» TASK GOAL
Check every line below for the word "biçimli" and give only the number of lines where it appears.

» RECORDS SUPPLIED

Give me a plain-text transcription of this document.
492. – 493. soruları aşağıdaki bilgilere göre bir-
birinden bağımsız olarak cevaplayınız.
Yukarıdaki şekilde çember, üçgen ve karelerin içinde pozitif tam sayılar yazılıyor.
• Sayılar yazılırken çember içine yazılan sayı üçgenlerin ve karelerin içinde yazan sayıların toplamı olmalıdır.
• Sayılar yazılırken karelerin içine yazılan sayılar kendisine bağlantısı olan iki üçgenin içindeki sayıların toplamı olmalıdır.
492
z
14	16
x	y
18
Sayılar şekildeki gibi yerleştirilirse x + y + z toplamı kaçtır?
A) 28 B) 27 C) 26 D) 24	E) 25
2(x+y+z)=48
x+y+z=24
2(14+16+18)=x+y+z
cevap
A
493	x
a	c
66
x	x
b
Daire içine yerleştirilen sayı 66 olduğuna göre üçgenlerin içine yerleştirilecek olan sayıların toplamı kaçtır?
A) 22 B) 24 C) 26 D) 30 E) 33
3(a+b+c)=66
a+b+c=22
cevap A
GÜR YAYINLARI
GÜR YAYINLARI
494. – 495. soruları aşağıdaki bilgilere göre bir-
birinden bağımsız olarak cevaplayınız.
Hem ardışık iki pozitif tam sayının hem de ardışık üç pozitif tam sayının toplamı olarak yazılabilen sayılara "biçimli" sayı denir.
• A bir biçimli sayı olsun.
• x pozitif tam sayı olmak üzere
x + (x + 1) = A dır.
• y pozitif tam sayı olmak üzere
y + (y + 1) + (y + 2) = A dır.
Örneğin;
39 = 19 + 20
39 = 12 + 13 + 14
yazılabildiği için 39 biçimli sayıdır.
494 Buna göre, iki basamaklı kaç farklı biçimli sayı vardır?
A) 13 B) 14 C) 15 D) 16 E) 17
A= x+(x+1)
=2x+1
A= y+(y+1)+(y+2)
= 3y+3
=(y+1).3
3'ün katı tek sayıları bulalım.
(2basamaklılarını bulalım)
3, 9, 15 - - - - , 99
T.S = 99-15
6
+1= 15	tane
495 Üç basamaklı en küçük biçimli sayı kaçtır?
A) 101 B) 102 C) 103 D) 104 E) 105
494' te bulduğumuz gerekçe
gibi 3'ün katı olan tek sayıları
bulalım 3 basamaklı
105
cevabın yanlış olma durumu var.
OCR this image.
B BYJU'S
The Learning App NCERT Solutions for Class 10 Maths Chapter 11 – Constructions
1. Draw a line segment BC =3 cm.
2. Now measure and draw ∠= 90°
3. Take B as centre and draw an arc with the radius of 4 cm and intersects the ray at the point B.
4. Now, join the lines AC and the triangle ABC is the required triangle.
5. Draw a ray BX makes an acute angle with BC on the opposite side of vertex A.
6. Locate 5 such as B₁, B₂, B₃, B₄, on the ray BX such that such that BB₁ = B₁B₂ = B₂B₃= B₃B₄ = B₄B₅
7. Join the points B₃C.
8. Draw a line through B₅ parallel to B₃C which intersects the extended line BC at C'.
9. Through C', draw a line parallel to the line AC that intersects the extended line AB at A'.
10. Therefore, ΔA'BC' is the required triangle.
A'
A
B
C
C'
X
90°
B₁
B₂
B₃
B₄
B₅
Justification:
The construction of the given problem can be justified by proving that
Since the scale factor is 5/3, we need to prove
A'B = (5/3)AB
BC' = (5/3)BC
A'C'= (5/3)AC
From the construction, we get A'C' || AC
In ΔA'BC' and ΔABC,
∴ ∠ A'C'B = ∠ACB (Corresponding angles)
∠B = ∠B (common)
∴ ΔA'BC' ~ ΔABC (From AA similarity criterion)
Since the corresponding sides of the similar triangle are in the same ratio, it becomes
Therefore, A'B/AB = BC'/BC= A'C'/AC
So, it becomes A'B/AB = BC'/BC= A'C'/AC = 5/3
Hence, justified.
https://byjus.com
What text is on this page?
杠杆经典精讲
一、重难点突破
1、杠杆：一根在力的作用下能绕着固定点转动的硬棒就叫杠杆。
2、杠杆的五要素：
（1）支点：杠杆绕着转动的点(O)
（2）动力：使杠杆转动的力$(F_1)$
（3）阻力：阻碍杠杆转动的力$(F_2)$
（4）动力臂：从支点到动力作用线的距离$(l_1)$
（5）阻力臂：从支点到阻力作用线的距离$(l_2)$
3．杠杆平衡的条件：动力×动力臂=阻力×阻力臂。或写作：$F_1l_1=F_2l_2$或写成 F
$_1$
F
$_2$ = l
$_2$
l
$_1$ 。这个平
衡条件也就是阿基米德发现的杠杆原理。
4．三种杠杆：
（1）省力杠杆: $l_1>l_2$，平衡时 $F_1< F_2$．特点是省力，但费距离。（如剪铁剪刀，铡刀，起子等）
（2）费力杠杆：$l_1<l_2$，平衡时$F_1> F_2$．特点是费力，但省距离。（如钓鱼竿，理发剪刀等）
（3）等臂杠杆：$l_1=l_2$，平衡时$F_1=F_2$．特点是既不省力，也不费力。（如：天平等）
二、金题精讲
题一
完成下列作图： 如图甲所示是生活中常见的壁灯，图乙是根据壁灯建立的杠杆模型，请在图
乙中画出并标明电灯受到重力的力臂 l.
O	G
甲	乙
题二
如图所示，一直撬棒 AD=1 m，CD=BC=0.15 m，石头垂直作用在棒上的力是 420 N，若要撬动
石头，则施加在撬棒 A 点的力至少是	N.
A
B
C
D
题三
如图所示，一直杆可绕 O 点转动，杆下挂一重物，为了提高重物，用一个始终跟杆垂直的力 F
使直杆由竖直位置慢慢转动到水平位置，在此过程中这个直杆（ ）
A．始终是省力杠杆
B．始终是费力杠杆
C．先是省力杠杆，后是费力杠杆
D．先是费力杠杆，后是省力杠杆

» THE RESPONSE
5